As the clock strikes 6 p.m. and students rush past the door, the Backstreet Boys' "As Long as You Love Me" blares from inside the room. A dozen dancers, visibly anxious, clasp their partners' hands and take off in different directions.
Two evenings a week, the Longhorn Country Dance Club meets at the University of Texas at Austin campus to practice the fine art of polka, the Colombian folk dance cumbia, the minuet and five other "country" dances. Tonight, it's the Texas two-step and West Coast swing.
For many in the class -- student, faculty and staff alike -- this is their first time on a dance floor.
'All Levels Here'
"We have all levels here," says Vinh Pham, a tall, energetic graduate student who created the club last spring with his fiancee. "There are a lot of beginners, but intermediate and expert dancers as well."
Pham, a professional dancer, was a member of Texas Ballroom, another campus dance organization, before he decided to pursue country specifically.
"I just really enjoy the social aspect of dance, and I felt like I was somehow missing it there," he says, shaking his jet-black hair with a hand. "But here, everyone knows everyone and we make quick friends because we're such a small, tight group."
Steve Friesen, a classics professor at the university, is here with his wife, Janice. "This is my first class and honestly, I'm not really sure what the heck I'm doing," he admits, straightening his shoulders and trying hard to appear relaxed.
But his eyes, darting from corner to corner in search of Janice, give him away. "I figured a country dance class is part of my becoming a Texan," says Friesen, a California native.

__Challenge a__.
Copy the entries verbatim, starting at the line that contains "x-tick-label: 8 — [244, 48, 253, 67]" and ending with the final line of the entries.

__Supplied material__.
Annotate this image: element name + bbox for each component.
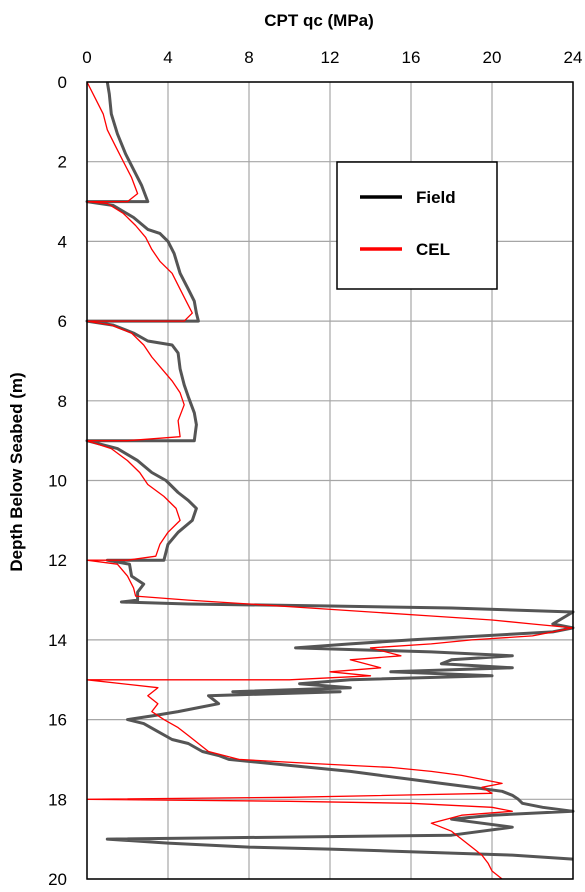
x-tick-label: 8 — [244, 48, 253, 67]
y-tick-label: 14 — [48, 631, 67, 650]
x-tick-label: 12 — [321, 48, 340, 67]
y-tick-label: 16 — [48, 711, 67, 730]
y-tick-label: 18 — [48, 790, 67, 809]
grid — [86, 81, 574, 880]
x-axis-title: CPT qc (MPa) — [264, 11, 374, 30]
y-tick-labels: 0 2 4 6 8 10 12 14 16 18 20 — [48, 73, 67, 889]
legend-label-cel: CEL — [416, 240, 450, 259]
y-tick-label: 4 — [58, 232, 67, 251]
x-tick-label: 20 — [483, 48, 502, 67]
y-tick-label: 10 — [48, 472, 67, 491]
x-tick-labels: 0 4 8 12 16 20 24 — [82, 48, 582, 67]
series-line-field — [85, 81, 575, 861]
y-tick-label: 6 — [58, 312, 67, 331]
y-tick-label: 2 — [58, 153, 67, 172]
y-tick-label: 12 — [48, 551, 67, 570]
plot-frame — [86, 81, 574, 880]
y-tick-label: 20 — [48, 870, 67, 889]
x-tick-label: 4 — [163, 48, 172, 67]
y-axis-title: Depth Below Seabed (m) — [7, 372, 26, 571]
series-layer — [85, 81, 575, 880]
legend-label-field: Field — [416, 188, 456, 207]
x-tick-label: 16 — [402, 48, 421, 67]
y-tick-label: 8 — [58, 392, 67, 411]
x-tick-label: 0 — [82, 48, 91, 67]
x-tick-label: 24 — [564, 48, 583, 67]
legend-box — [336, 161, 498, 290]
y-tick-label: 0 — [58, 73, 67, 92]
legend: Field CEL — [336, 161, 498, 290]
series-line-cel — [86, 81, 574, 880]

__Challenge b__.
In the article about the Longhorn Country Dance Club, which two dances are being practiced tonight?

__Expected answer a__.
x-tick-label: 8 — [244, 48, 253, 67]
y-tick-label: 14 — [48, 631, 67, 650]
x-tick-label: 12 — [321, 48, 340, 67]
y-tick-label: 16 — [48, 711, 67, 730]
y-tick-label: 18 — [48, 790, 67, 809]
grid — [86, 81, 574, 880]
x-axis-title: CPT qc (MPa) — [264, 11, 374, 30]
y-tick-labels: 0 2 4 6 8 10 12 14 16 18 20 — [48, 73, 67, 889]
legend-label-cel: CEL — [416, 240, 450, 259]
y-tick-label: 4 — [58, 232, 67, 251]
x-tick-label: 20 — [483, 48, 502, 67]
y-tick-label: 10 — [48, 472, 67, 491]
x-tick-labels: 0 4 8 12 16 20 24 — [82, 48, 582, 67]
series-line-field — [85, 81, 575, 861]
y-tick-label: 6 — [58, 312, 67, 331]
y-tick-label: 2 — [58, 153, 67, 172]
y-tick-label: 12 — [48, 551, 67, 570]
plot-frame — [86, 81, 574, 880]
y-tick-label: 20 — [48, 870, 67, 889]
x-tick-label: 4 — [163, 48, 172, 67]
y-axis-title: Depth Below Seabed (m) — [7, 372, 26, 571]
series-layer — [85, 81, 575, 880]
legend-label-field: Field — [416, 188, 456, 207]
x-tick-label: 16 — [402, 48, 421, 67]
y-tick-label: 8 — [58, 392, 67, 411]
x-tick-label: 0 — [82, 48, 91, 67]
x-tick-label: 24 — [564, 48, 583, 67]
legend-box — [336, 161, 498, 290]
y-tick-label: 0 — [58, 73, 67, 92]
legend: Field CEL — [336, 161, 498, 290]
series-line-cel — [86, 81, 574, 880]

__Expected answer b__.
The Texas two-step and West Coast swing.